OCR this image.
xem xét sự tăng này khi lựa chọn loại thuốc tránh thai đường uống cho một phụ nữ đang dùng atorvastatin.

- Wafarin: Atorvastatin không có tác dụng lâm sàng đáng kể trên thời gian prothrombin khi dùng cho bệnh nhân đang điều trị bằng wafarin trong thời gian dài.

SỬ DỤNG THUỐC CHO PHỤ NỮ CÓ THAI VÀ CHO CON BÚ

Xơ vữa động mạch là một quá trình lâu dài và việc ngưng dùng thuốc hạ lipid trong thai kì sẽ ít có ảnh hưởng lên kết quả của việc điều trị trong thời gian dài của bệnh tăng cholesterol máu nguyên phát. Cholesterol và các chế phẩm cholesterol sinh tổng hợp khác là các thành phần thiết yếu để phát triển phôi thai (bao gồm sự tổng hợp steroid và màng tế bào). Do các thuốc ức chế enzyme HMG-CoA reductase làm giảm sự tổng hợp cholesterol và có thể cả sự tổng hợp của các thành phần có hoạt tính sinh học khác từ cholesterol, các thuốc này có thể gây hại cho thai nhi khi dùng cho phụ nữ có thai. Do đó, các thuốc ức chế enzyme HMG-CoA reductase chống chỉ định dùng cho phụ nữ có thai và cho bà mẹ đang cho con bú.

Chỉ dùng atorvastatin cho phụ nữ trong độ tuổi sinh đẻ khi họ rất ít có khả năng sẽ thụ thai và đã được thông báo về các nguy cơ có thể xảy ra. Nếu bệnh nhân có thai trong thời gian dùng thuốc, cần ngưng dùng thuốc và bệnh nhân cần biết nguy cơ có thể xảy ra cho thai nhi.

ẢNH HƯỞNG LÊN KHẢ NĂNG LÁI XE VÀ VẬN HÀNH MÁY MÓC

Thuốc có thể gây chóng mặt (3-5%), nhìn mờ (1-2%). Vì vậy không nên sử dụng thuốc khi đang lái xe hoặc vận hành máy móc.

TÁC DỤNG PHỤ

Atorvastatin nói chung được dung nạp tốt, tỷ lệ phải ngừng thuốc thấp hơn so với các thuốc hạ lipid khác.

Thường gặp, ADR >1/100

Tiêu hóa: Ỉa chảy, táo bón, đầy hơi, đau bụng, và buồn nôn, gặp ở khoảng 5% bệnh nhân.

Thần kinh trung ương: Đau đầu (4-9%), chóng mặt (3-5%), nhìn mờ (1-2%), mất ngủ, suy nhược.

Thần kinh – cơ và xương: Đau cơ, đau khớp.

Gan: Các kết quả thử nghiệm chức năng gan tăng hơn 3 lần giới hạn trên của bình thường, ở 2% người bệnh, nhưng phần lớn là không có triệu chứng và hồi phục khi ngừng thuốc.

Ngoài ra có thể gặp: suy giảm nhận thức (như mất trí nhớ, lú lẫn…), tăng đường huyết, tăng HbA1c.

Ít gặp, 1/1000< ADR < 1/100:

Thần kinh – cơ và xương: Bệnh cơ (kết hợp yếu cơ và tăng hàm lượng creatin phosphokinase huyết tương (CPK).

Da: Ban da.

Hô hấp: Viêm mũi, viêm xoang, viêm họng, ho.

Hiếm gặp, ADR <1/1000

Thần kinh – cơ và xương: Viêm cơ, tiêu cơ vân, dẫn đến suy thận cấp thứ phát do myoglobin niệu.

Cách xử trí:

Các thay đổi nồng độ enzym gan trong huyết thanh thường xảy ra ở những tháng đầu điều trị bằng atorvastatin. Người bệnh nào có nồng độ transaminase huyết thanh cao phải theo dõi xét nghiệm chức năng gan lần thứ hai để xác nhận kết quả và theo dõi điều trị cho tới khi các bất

★ ★ ★ ★ ★ ★ ★

:: Task item ::
Copy out the material exactly, omitting nothing.

:: Answer to this task ::
OCR this image.
xem xét sự tăng này khi lựa chọn loại thuốc tránh thai đường uống cho một phụ nữ đang dùng atorvastatin.

- Wafarin: Atorvastatin không có tác dụng lâm sàng đáng kể trên thời gian prothrombin khi dùng cho bệnh nhân đang điều trị bằng wafarin trong thời gian dài.

SỬ DỤNG THUỐC CHO PHỤ NỮ CÓ THAI VÀ CHO CON BÚ

Xơ vữa động mạch là một quá trình lâu dài và việc ngưng dùng thuốc hạ lipid trong thai kì sẽ ít có ảnh hưởng lên kết quả của việc điều trị trong thời gian dài của bệnh tăng cholesterol máu nguyên phát. Cholesterol và các chế phẩm cholesterol sinh tổng hợp khác là các thành phần thiết yếu để phát triển phôi thai (bao gồm sự tổng hợp steroid và màng tế bào). Do các thuốc ức chế enzyme HMG-CoA reductase làm giảm sự tổng hợp cholesterol và có thể cả sự tổng hợp của các thành phần có hoạt tính sinh học khác từ cholesterol, các thuốc này có thể gây hại cho thai nhi khi dùng cho phụ nữ có thai. Do đó, các thuốc ức chế enzyme HMG-CoA reductase chống chỉ định dùng cho phụ nữ có thai và cho bà mẹ đang cho con bú.

Chỉ dùng atorvastatin cho phụ nữ trong độ tuổi sinh đẻ khi họ rất ít có khả năng sẽ thụ thai và đã được thông báo về các nguy cơ có thể xảy ra. Nếu bệnh nhân có thai trong thời gian dùng thuốc, cần ngưng dùng thuốc và bệnh nhân cần biết nguy cơ có thể xảy ra cho thai nhi.

ẢNH HƯỞNG LÊN KHẢ NĂNG LÁI XE VÀ VẬN HÀNH MÁY MÓC

Thuốc có thể gây chóng mặt (3-5%), nhìn mờ (1-2%). Vì vậy không nên sử dụng thuốc khi đang lái xe hoặc vận hành máy móc.

TÁC DỤNG PHỤ

Atorvastatin nói chung được dung nạp tốt, tỷ lệ phải ngừng thuốc thấp hơn so với các thuốc hạ lipid khác.

Thường gặp, ADR >1/100

Tiêu hóa: Ỉa chảy, táo bón, đầy hơi, đau bụng, và buồn nôn, gặp ở khoảng 5% bệnh nhân.

Thần kinh trung ương: Đau đầu (4-9%), chóng mặt (3-5%), nhìn mờ (1-2%), mất ngủ, suy nhược.

Thần kinh – cơ và xương: Đau cơ, đau khớp.

Gan: Các kết quả thử nghiệm chức năng gan tăng hơn 3 lần giới hạn trên của bình thường, ở 2% người bệnh, nhưng phần lớn là không có triệu chứng và hồi phục khi ngừng thuốc.

Ngoài ra có thể gặp: suy giảm nhận thức (như mất trí nhớ, lú lẫn…), tăng đường huyết, tăng HbA1c.

Ít gặp, 1/1000< ADR < 1/100:

Thần kinh – cơ và xương: Bệnh cơ (kết hợp yếu cơ và tăng hàm lượng creatin phosphokinase huyết tương (CPK).

Da: Ban da.

Hô hấp: Viêm mũi, viêm xoang, viêm họng, ho.

Hiếm gặp, ADR <1/1000

Thần kinh – cơ và xương: Viêm cơ, tiêu cơ vân, dẫn đến suy thận cấp thứ phát do myoglobin niệu.

Cách xử trí:

Các thay đổi nồng độ enzym gan trong huyết thanh thường xảy ra ở những tháng đầu điều trị bằng atorvastatin. Người bệnh nào có nồng độ transaminase huyết thanh cao phải theo dõi xét nghiệm chức năng gan lần thứ hai để xác nhận kết quả và theo dõi điều trị cho tới khi các bất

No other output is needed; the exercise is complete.